PROMPT: Copy every line that mentions the word "duas".

INPUT DATA:
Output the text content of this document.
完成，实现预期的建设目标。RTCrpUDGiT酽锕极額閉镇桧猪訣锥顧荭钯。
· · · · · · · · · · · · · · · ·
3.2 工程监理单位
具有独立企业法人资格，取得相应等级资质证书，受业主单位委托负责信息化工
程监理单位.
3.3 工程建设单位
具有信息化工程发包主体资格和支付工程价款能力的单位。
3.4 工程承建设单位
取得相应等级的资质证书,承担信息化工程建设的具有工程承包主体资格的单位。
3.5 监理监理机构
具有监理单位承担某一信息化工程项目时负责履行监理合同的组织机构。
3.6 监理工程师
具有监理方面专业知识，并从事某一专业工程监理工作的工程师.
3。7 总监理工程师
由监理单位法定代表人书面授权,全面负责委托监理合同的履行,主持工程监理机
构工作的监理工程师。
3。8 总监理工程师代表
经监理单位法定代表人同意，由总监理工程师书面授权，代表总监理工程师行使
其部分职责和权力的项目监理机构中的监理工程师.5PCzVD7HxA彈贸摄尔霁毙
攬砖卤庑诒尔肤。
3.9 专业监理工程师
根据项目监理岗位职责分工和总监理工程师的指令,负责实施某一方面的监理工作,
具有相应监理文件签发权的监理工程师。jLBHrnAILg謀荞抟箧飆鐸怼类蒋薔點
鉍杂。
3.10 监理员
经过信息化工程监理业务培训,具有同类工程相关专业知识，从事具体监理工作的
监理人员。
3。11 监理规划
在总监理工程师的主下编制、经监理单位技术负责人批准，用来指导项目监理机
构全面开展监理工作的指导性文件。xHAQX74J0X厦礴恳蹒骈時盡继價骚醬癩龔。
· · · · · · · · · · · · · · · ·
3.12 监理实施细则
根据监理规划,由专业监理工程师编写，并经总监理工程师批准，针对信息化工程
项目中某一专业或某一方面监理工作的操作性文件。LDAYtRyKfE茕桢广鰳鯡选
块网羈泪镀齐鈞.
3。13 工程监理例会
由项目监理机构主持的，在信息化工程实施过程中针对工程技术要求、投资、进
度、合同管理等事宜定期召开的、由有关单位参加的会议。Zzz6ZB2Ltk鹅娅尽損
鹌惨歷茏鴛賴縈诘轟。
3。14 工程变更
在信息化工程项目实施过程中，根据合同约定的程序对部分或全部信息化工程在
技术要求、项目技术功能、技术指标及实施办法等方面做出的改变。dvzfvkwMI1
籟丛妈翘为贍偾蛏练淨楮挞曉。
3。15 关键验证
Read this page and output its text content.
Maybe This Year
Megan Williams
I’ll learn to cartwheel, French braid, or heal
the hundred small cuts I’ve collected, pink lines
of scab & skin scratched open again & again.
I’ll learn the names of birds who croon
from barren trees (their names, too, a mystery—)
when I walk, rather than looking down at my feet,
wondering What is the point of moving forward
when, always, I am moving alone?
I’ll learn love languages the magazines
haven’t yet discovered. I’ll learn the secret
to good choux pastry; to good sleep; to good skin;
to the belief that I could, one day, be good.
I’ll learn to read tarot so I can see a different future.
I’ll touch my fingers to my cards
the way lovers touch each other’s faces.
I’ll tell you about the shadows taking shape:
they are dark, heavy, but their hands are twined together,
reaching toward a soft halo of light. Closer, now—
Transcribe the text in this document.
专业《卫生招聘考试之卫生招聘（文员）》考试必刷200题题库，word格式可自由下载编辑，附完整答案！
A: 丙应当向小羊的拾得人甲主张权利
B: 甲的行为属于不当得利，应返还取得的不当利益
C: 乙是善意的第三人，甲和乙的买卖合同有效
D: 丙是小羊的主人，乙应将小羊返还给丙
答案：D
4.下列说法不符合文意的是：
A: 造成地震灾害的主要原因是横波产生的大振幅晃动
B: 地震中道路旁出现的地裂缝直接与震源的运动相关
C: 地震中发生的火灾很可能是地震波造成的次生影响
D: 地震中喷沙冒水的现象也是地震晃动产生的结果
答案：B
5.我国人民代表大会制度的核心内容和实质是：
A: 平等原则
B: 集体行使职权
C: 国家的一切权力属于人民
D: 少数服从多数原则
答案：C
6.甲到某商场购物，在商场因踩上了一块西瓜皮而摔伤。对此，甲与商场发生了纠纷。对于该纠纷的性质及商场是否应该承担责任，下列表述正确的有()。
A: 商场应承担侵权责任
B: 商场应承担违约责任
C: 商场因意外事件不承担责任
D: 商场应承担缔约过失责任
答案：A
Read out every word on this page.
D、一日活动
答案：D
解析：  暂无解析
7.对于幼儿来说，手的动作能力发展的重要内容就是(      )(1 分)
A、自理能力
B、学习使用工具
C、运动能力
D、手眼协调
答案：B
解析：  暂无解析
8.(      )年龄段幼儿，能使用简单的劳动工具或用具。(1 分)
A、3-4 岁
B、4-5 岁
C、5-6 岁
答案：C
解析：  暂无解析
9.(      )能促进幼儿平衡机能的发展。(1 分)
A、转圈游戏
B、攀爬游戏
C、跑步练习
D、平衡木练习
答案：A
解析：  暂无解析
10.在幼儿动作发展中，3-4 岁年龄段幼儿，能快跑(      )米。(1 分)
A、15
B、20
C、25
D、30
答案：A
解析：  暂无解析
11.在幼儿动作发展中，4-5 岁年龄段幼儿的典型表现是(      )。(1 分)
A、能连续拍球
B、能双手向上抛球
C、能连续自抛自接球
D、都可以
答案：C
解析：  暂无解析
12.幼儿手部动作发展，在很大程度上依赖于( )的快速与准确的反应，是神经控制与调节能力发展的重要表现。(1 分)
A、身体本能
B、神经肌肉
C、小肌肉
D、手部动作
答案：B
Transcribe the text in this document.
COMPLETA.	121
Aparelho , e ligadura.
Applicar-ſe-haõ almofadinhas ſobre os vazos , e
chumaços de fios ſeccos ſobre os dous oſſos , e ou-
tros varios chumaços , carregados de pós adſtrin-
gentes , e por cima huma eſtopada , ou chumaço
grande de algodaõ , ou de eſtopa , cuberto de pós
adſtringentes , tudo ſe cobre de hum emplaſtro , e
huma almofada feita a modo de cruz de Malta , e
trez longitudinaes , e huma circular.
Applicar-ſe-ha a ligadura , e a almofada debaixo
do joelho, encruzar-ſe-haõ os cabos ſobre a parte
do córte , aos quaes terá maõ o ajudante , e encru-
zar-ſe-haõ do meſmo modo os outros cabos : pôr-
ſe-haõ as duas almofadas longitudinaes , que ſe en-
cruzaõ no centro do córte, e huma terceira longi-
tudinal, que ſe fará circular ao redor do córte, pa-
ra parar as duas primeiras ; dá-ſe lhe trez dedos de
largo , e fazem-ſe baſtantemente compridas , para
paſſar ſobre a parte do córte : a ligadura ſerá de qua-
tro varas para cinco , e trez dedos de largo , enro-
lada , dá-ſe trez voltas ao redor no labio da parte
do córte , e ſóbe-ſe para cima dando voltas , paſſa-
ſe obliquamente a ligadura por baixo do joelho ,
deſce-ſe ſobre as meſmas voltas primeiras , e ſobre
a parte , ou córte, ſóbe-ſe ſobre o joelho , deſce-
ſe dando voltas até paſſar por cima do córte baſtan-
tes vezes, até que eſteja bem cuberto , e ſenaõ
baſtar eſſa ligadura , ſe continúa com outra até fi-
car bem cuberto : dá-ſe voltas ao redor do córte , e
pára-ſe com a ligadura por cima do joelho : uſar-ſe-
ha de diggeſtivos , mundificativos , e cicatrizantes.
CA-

SOLVED EXERCISE:
ſe-haõ as duas almofadas longitudinaes , que ſe en-
ra parar as duas primeiras ; dá-ſe lhe trez dedos de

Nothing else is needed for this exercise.